- _Given task_:
Transcribe the material word for word, but without the images.
BEGIN Data records
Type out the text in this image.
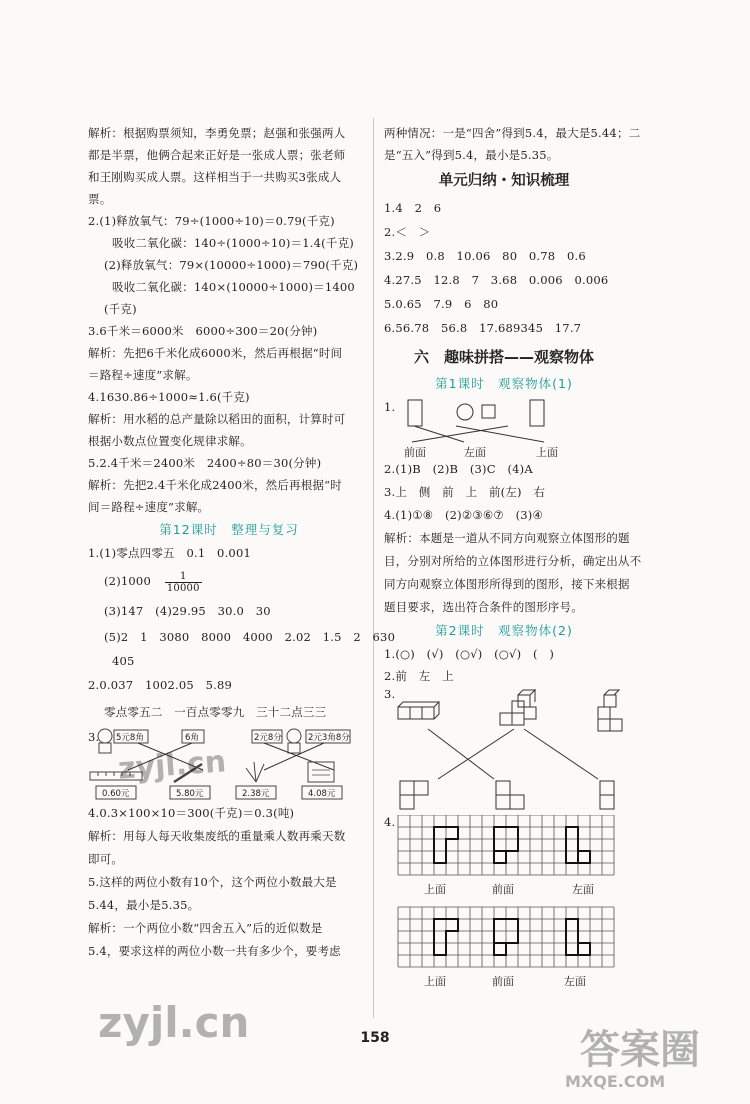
解析：根据购票须知，李勇免票；赵强和张强两人
都是半票，他俩合起来正好是一张成人票；张老师
和王刚购买成人票。这样相当于一共购买3张成人
票。
2.(1)释放氧气：79÷(1000÷10)＝0.79(千克)
吸收二氧化碳：140÷(1000÷10)＝1.4(千克)
(2)释放氧气：79×(10000÷1000)＝790(千克)
吸收二氧化碳：140×(10000÷1000)＝1400
(千克)
3.6千米＝6000米　6000÷300＝20(分钟)
解析：先把6千米化成6000米，然后再根据“时间
＝路程÷速度”求解。
4.1630.86÷1000≈1.6(千克)
解析：用水稻的总产量除以稻田的面积，计算时可
根据小数点位置变化规律求解。
5.2.4千米＝2400米　2400÷80＝30(分钟)
解析：先把2.4千米化成2400米，然后再根据“时
间＝路程÷速度”求解。
第12课时　整理与复习
1.(1)零点四零五　0.1　0.001
$(2)1000 \frac{1}{10000}$
(3)147　(4)29.95　30.0　30
(5)2　1　3080　8000　4000　2.02　1.5　2　630
405
2.0.037　1002.05　5.89
零点零五二　一百点零零九　三十二点三三
3. 5元8角	6角	2元8分	2元3角8分
0.60元	5.80元	2.38元	4.08元
4.0.3×100×10＝300(千克)＝0.3(吨)
解析：用每人每天收集废纸的重量乘人数再乘天数
即可。
5.这样的两位小数有10个，这个两位小数最大是
5.44，最小是5.35。
解析：一个两位小数“四舍五入”后的近似数是
5.4，要求这样的两位小数一共有多少个，要考虑
两种情况：一是“四舍”得到5.4，最大是5.44；二
是“五入”得到5.4，最小是5.35。
单元归纳・知识梳理
1.4　2　6
2.＜　＞
3.2.9　0.8　10.06　80　0.78　0.6
4.27.5　12.8　7　3.68　0.006　0.006
5.0.65　7.9　6　80
6.56.78　56.8　17.689345　17.7
六　趣味拼搭——观察物体
第1课时　观察物体(1)
1.
前面	左面	上面
2.(1)B　(2)B　(3)C　(4)A
3.上　侧　前　上　前(左)　右
4.(1)①⑧　(2)②③⑥⑦　(3)④
解析：本题是一道从不同方向观察立体图形的题
目，分别对所给的立体图形进行分析，确定出从不
同方向观察立体图形所得到的图形，接下来根据
题目要求，选出符合条件的图形序号。
第2课时　观察物体(2)
1.(○)　(√)　(○√)　(○√)　(　)
2.前　左　上
3.
4.
上面	前面	左面
上面	前面	左面
158
zyjl.cn
zyjl.cn
MXQE.COM
答案圈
END Data records
- _Exercise answer_:
Type out the text in this image.
解析：根据购票须知，李勇免票；赵强和张强两人
都是半票，他俩合起来正好是一张成人票；张老师
和王刚购买成人票。这样相当于一共购买3张成人
票。
2.(1)释放氧气：79÷(1000÷10)＝0.79(千克)
吸收二氧化碳：140÷(1000÷10)＝1.4(千克)
(2)释放氧气：79×(10000÷1000)＝790(千克)
吸收二氧化碳：140×(10000÷1000)＝1400
(千克)
3.6千米＝6000米　6000÷300＝20(分钟)
解析：先把6千米化成6000米，然后再根据“时间
＝路程÷速度”求解。
4.1630.86÷1000≈1.6(千克)
解析：用水稻的总产量除以稻田的面积，计算时可
根据小数点位置变化规律求解。
5.2.4千米＝2400米　2400÷80＝30(分钟)
解析：先把2.4千米化成2400米，然后再根据“时
间＝路程÷速度”求解。
第12课时　整理与复习
1.(1)零点四零五　0.1　0.001
$(2)1000 \frac{1}{10000}$
(3)147　(4)29.95　30.0　30
(5)2　1　3080　8000　4000　2.02　1.5　2　630
405
2.0.037　1002.05　5.89
零点零五二　一百点零零九　三十二点三三
3. 5元8角	6角	2元8分	2元3角8分
0.60元	5.80元	2.38元	4.08元
4.0.3×100×10＝300(千克)＝0.3(吨)
解析：用每人每天收集废纸的重量乘人数再乘天数
即可。
5.这样的两位小数有10个，这个两位小数最大是
5.44，最小是5.35。
解析：一个两位小数“四舍五入”后的近似数是
5.4，要求这样的两位小数一共有多少个，要考虑
两种情况：一是“四舍”得到5.4，最大是5.44；二
是“五入”得到5.4，最小是5.35。
单元归纳・知识梳理
1.4　2　6
2.＜　＞
3.2.9　0.8　10.06　80　0.78　0.6
4.27.5　12.8　7　3.68　0.006　0.006
5.0.65　7.9　6　80
6.56.78　56.8　17.689345　17.7
六　趣味拼搭——观察物体
第1课时　观察物体(1)
1.
前面	左面	上面
2.(1)B　(2)B　(3)C　(4)A
3.上　侧　前　上　前(左)　右
4.(1)①⑧　(2)②③⑥⑦　(3)④
解析：本题是一道从不同方向观察立体图形的题
目，分别对所给的立体图形进行分析，确定出从不
同方向观察立体图形所得到的图形，接下来根据
题目要求，选出符合条件的图形序号。
第2课时　观察物体(2)
1.(○)　(√)　(○√)　(○√)　(　)
2.前　左　上
3.
4.
上面	前面	左面
上面	前面	左面
158
zyjl.cn
zyjl.cn
MXQE.COM
答案圈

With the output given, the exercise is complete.